### Goal of the exercise:
Exclude any images and output the remaining records exactly.

### Records supplied:
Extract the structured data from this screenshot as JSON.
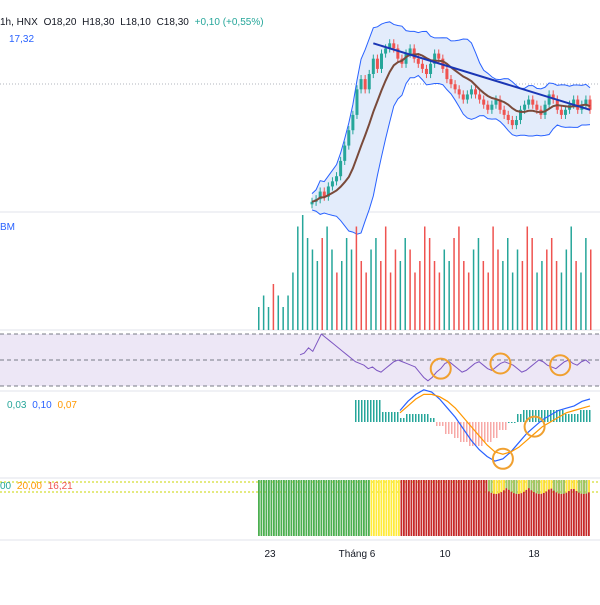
{
  "legend": {
    "symbol": "1h, HNX",
    "open": "O18,20",
    "high": "H18,30",
    "low": "L18,10",
    "close": "C18,30",
    "change": "+0,10 (+0,55%)",
    "ma_value": "17,32",
    "volume_label": "BM",
    "macd_values": [
      "0,03",
      "0,10",
      "0,07"
    ],
    "stoch_values": [
      "00",
      "20,00",
      "16,21"
    ]
  },
  "x_axis_labels": [
    "23",
    "Tháng 6",
    "10",
    "18"
  ],
  "colors": {
    "up": "#26a69a",
    "down": "#ef5350",
    "trendline": "#1a36b5",
    "ma_line": "#7a4a3a",
    "bollinger": "#2962ff",
    "rsi_line": "#7e57c2",
    "rsi_band": "#ede7f6",
    "macd_line": "#2962ff",
    "signal_line": "#ff9800",
    "circle": "#f0a030",
    "stoch_green": "#4caf50",
    "stoch_yellow": "#ffeb3b",
    "stoch_red": "#c62828"
  },
  "chart_data": [
    {
      "type": "candlestick",
      "pane": "price",
      "closes": [
        16.5,
        16.55,
        16.7,
        16.6,
        16.8,
        16.9,
        17.0,
        17.3,
        17.6,
        17.9,
        18.2,
        18.7,
        18.9,
        18.7,
        19.0,
        19.3,
        19.1,
        19.4,
        19.5,
        19.6,
        19.5,
        19.3,
        19.2,
        19.4,
        19.5,
        19.3,
        19.2,
        19.1,
        19.0,
        19.2,
        19.4,
        19.3,
        19.1,
        18.9,
        18.8,
        18.7,
        18.6,
        18.5,
        18.6,
        18.7,
        18.6,
        18.5,
        18.4,
        18.3,
        18.4,
        18.5,
        18.3,
        18.2,
        18.1,
        18.0,
        18.1,
        18.3,
        18.4,
        18.5,
        18.4,
        18.3,
        18.2,
        18.4,
        18.6,
        18.5,
        18.3,
        18.2,
        18.3,
        18.4,
        18.5,
        18.3,
        18.4,
        18.5,
        18.3
      ],
      "ma_value": 17.32,
      "trendline": {
        "from": 19.6,
        "to": 18.3
      }
    },
    {
      "type": "bar",
      "pane": "volume",
      "values": [
        2,
        3,
        2,
        4,
        3,
        2,
        3,
        5,
        9,
        10,
        8,
        7,
        6,
        8,
        9,
        7,
        5,
        6,
        8,
        7,
        9,
        6,
        5,
        7,
        8,
        6,
        9,
        5,
        7,
        6,
        8,
        7,
        5,
        6,
        9,
        8,
        6,
        5,
        7,
        6,
        8,
        9,
        6,
        5,
        7,
        8,
        6,
        5,
        9,
        7,
        6,
        8,
        5,
        7,
        6,
        9,
        8,
        5,
        6,
        7,
        8,
        6,
        5,
        7,
        9,
        6,
        5,
        8,
        7
      ]
    },
    {
      "type": "line",
      "pane": "rsi",
      "values": [
        48,
        49,
        52,
        50,
        55,
        60,
        58,
        56,
        54,
        52,
        50,
        48,
        46,
        44,
        43,
        42,
        40,
        41,
        39,
        38,
        40,
        42,
        44,
        45,
        44,
        43,
        42,
        41,
        38,
        35,
        33,
        35,
        38,
        40,
        43,
        44,
        42,
        40,
        38,
        39,
        41,
        43,
        44,
        42,
        40,
        39,
        41,
        43,
        44,
        43,
        42,
        40,
        38,
        39,
        41,
        43,
        45,
        44,
        42,
        41,
        40,
        42,
        44,
        45,
        43,
        42,
        44,
        45,
        43
      ],
      "highlight_indices": [
        33,
        47,
        61
      ]
    },
    {
      "type": "line",
      "pane": "macd",
      "macd": [
        0.05,
        0.09,
        0.12,
        0.14,
        0.13,
        0.1,
        0.06,
        0.02,
        -0.03,
        -0.08,
        -0.12,
        -0.15,
        -0.17,
        -0.16,
        -0.13,
        -0.09,
        -0.05,
        -0.02,
        0.01,
        0.03,
        0.05,
        0.06,
        0.07,
        0.09,
        0.1
      ],
      "signal": [
        0.04,
        0.07,
        0.1,
        0.12,
        0.12,
        0.11,
        0.09,
        0.06,
        0.02,
        -0.02,
        -0.06,
        -0.1,
        -0.13,
        -0.14,
        -0.13,
        -0.11,
        -0.08,
        -0.05,
        -0.02,
        0.0,
        0.02,
        0.04,
        0.05,
        0.06,
        0.07
      ],
      "highlight_indices": [
        13,
        17
      ]
    },
    {
      "type": "bar",
      "pane": "stochastic",
      "segments": [
        "green",
        "yellow",
        "red"
      ]
    }
  ]
}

### Response for this exercise:
Extract the structured data from this screenshot as JSON.
{
  "legend": {
    "symbol": "1h, HNX",
    "open": "O18,20",
    "high": "H18,30",
    "low": "L18,10",
    "close": "C18,30",
    "change": "+0,10 (+0,55%)",
    "ma_value": "17,32",
    "volume_label": "BM",
    "macd_values": [
      "0,03",
      "0,10",
      "0,07"
    ],
    "stoch_values": [
      "00",
      "20,00",
      "16,21"
    ]
  },
  "x_axis_labels": [
    "23",
    "Tháng 6",
    "10",
    "18"
  ],
  "colors": {
    "up": "#26a69a",
    "down": "#ef5350",
    "trendline": "#1a36b5",
    "ma_line": "#7a4a3a",
    "bollinger": "#2962ff",
    "rsi_line": "#7e57c2",
    "rsi_band": "#ede7f6",
    "macd_line": "#2962ff",
    "signal_line": "#ff9800",
    "circle": "#f0a030",
    "stoch_green": "#4caf50",
    "stoch_yellow": "#ffeb3b",
    "stoch_red": "#c62828"
  },
  "chart_data": [
    {
      "type": "candlestick",
      "pane": "price",
      "closes": [
        16.5,
        16.55,
        16.7,
        16.6,
        16.8,
        16.9,
        17.0,
        17.3,
        17.6,
        17.9,
        18.2,
        18.7,
        18.9,
        18.7,
        19.0,
        19.3,
        19.1,
        19.4,
        19.5,
        19.6,
        19.5,
        19.3,
        19.2,
        19.4,
        19.5,
        19.3,
        19.2,
        19.1,
        19.0,
        19.2,
        19.4,
        19.3,
        19.1,
        18.9,
        18.8,
        18.7,
        18.6,
        18.5,
        18.6,
        18.7,
        18.6,
        18.5,
        18.4,
        18.3,
        18.4,
        18.5,
        18.3,
        18.2,
        18.1,
        18.0,
        18.1,
        18.3,
        18.4,
        18.5,
        18.4,
        18.3,
        18.2,
        18.4,
        18.6,
        18.5,
        18.3,
        18.2,
        18.3,
        18.4,
        18.5,
        18.3,
        18.4,
        18.5,
        18.3
      ],
      "ma_value": 17.32,
      "trendline": {
        "from": 19.6,
        "to": 18.3
      }
    },
    {
      "type": "bar",
      "pane": "volume",
      "values": [
        2,
        3,
        2,
        4,
        3,
        2,
        3,
        5,
        9,
        10,
        8,
        7,
        6,
        8,
        9,
        7,
        5,
        6,
        8,
        7,
        9,
        6,
        5,
        7,
        8,
        6,
        9,
        5,
        7,
        6,
        8,
        7,
        5,
        6,
        9,
        8,
        6,
        5,
        7,
        6,
        8,
        9,
        6,
        5,
        7,
        8,
        6,
        5,
        9,
        7,
        6,
        8,
        5,
        7,
        6,
        9,
        8,
        5,
        6,
        7,
        8,
        6,
        5,
        7,
        9,
        6,
        5,
        8,
        7
      ]
    },
    {
      "type": "line",
      "pane": "rsi",
      "values": [
        48,
        49,
        52,
        50,
        55,
        60,
        58,
        56,
        54,
        52,
        50,
        48,
        46,
        44,
        43,
        42,
        40,
        41,
        39,
        38,
        40,
        42,
        44,
        45,
        44,
        43,
        42,
        41,
        38,
        35,
        33,
        35,
        38,
        40,
        43,
        44,
        42,
        40,
        38,
        39,
        41,
        43,
        44,
        42,
        40,
        39,
        41,
        43,
        44,
        43,
        42,
        40,
        38,
        39,
        41,
        43,
        45,
        44,
        42,
        41,
        40,
        42,
        44,
        45,
        43,
        42,
        44,
        45,
        43
      ],
      "highlight_indices": [
        33,
        47,
        61
      ]
    },
    {
      "type": "line",
      "pane": "macd",
      "macd": [
        0.05,
        0.09,
        0.12,
        0.14,
        0.13,
        0.1,
        0.06,
        0.02,
        -0.03,
        -0.08,
        -0.12,
        -0.15,
        -0.17,
        -0.16,
        -0.13,
        -0.09,
        -0.05,
        -0.02,
        0.01,
        0.03,
        0.05,
        0.06,
        0.07,
        0.09,
        0.1
      ],
      "signal": [
        0.04,
        0.07,
        0.1,
        0.12,
        0.12,
        0.11,
        0.09,
        0.06,
        0.02,
        -0.02,
        -0.06,
        -0.1,
        -0.13,
        -0.14,
        -0.13,
        -0.11,
        -0.08,
        -0.05,
        -0.02,
        0.0,
        0.02,
        0.04,
        0.05,
        0.06,
        0.07
      ],
      "highlight_indices": [
        13,
        17
      ]
    },
    {
      "type": "bar",
      "pane": "stochastic",
      "segments": [
        "green",
        "yellow",
        "red"
      ]
    }
  ]
}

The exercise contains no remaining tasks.